╭─ Listed records
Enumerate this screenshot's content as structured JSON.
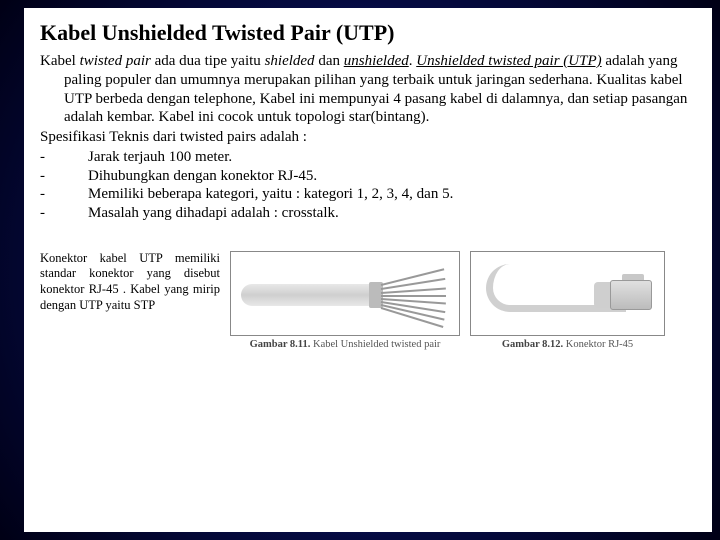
{
  "title": "Kabel Unshielded Twisted Pair (UTP)",
  "intro": {
    "seg1": "Kabel ",
    "seg2_italic": "twisted pair",
    "seg3": " ada dua tipe yaitu ",
    "seg4_italic": "shielded",
    "seg5": " dan ",
    "seg6_under_italic": "unshielded",
    "seg7": ". ",
    "seg8_under_italic": "Unshielded twisted pair (UTP)",
    "seg9": " adalah yang paling populer dan umumnya merupakan pilihan yang terbaik untuk jaringan sederhana. Kualitas kabel UTP berbeda dengan telephone, Kabel ini mempunyai 4 pasang kabel di dalamnya, dan setiap pasangan adalah kembar. Kabel ini cocok untuk topologi star(bintang)."
  },
  "spec_heading": "Spesifikasi Teknis dari twisted pairs adalah :",
  "specs": [
    "Jarak terjauh 100 meter.",
    "Dihubungkan dengan konektor RJ-45.",
    "Memiliki beberapa kategori, yaitu : kategori 1, 2, 3, 4, dan 5.",
    "Masalah yang dihadapi adalah : crosstalk."
  ],
  "connector_text": "Konektor kabel UTP memiliki standar konektor yang disebut konektor RJ-45 . Kabel yang mirip dengan UTP yaitu STP",
  "fig1": {
    "label_bold": "Gambar 8.11.",
    "label_rest": " Kabel Unshielded twisted pair"
  },
  "fig2": {
    "label_bold": "Gambar 8.12.",
    "label_rest": " Konektor RJ-45"
  },
  "colors": {
    "bg_inner": "#2a5fd8",
    "bg_outer": "#000015",
    "page_bg": "#ffffff",
    "text": "#000000",
    "caption": "#555555"
  }
}
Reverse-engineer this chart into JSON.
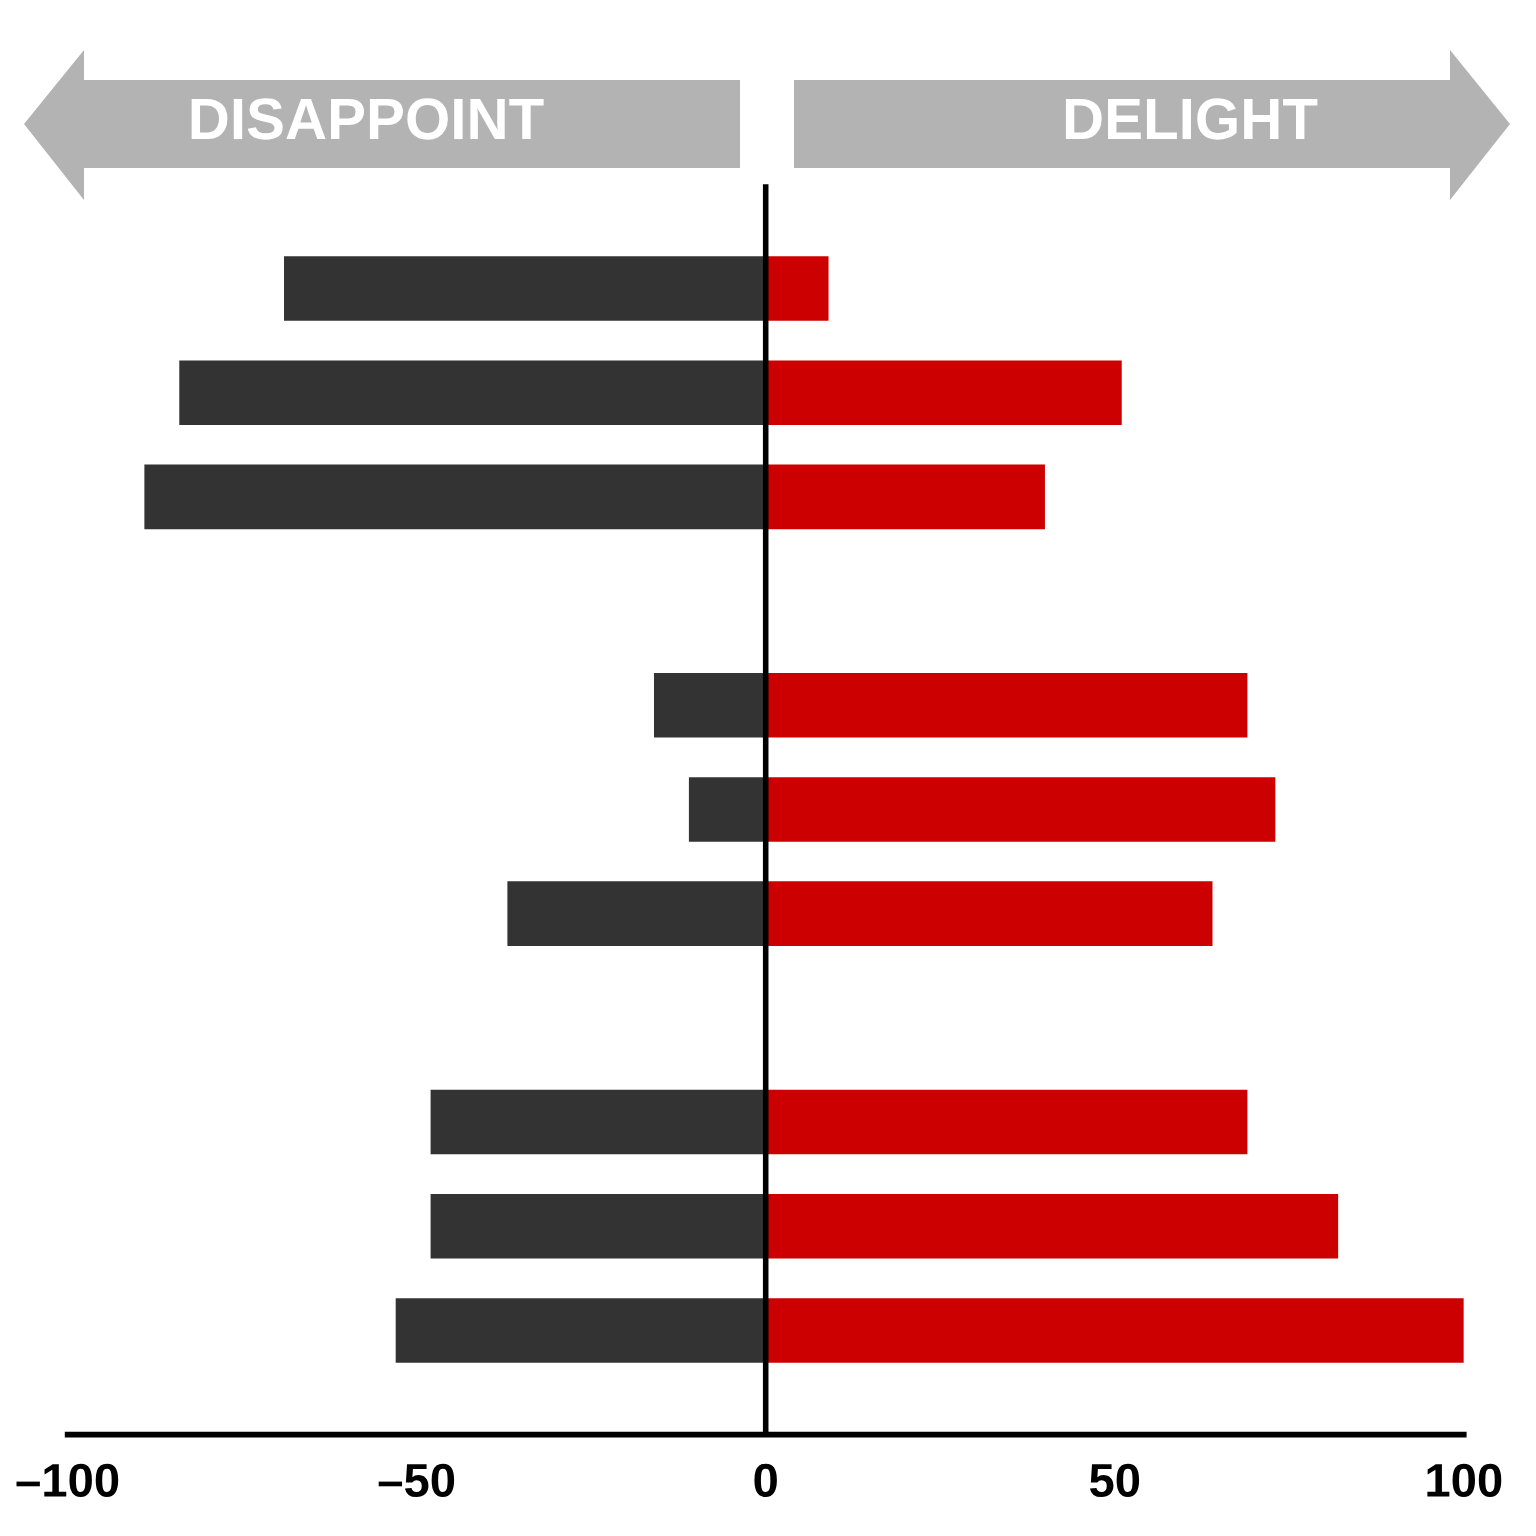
{
  "chart_data": {
    "type": "bar",
    "orientation": "horizontal",
    "stacked": true,
    "categories": [
      null,
      null,
      null,
      null,
      null,
      null,
      null,
      null,
      null,
      null,
      null
    ],
    "series": [
      {
        "color": "#333333",
        "values": [
          -69,
          -84,
          -89,
          null,
          -16,
          -11,
          -37,
          null,
          -48,
          -48,
          -53
        ]
      },
      {
        "color": "#cc0000",
        "values": [
          9,
          51,
          40,
          null,
          69,
          73,
          64,
          null,
          69,
          82,
          100
        ]
      }
    ],
    "xlim": [
      -100,
      100
    ],
    "xticks": [
      {
        "value": -100,
        "label": "–100"
      },
      {
        "value": -50,
        "label": "–50"
      },
      0,
      50,
      100
    ],
    "ref_lines": [
      {
        "axis": "x",
        "value": 0,
        "color": "#000000"
      }
    ],
    "annotations": [
      "DISAPPOINT",
      "DELIGHT"
    ],
    "grid": false,
    "legend": false
  }
}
╰─
* **Work to be completed**:
Isolate the lines above that contain the word "this" and copy them.

* **Finished task**:
Enumerate this screenshot's content as structured JSON.
Reverse-engineer this chart into JSON.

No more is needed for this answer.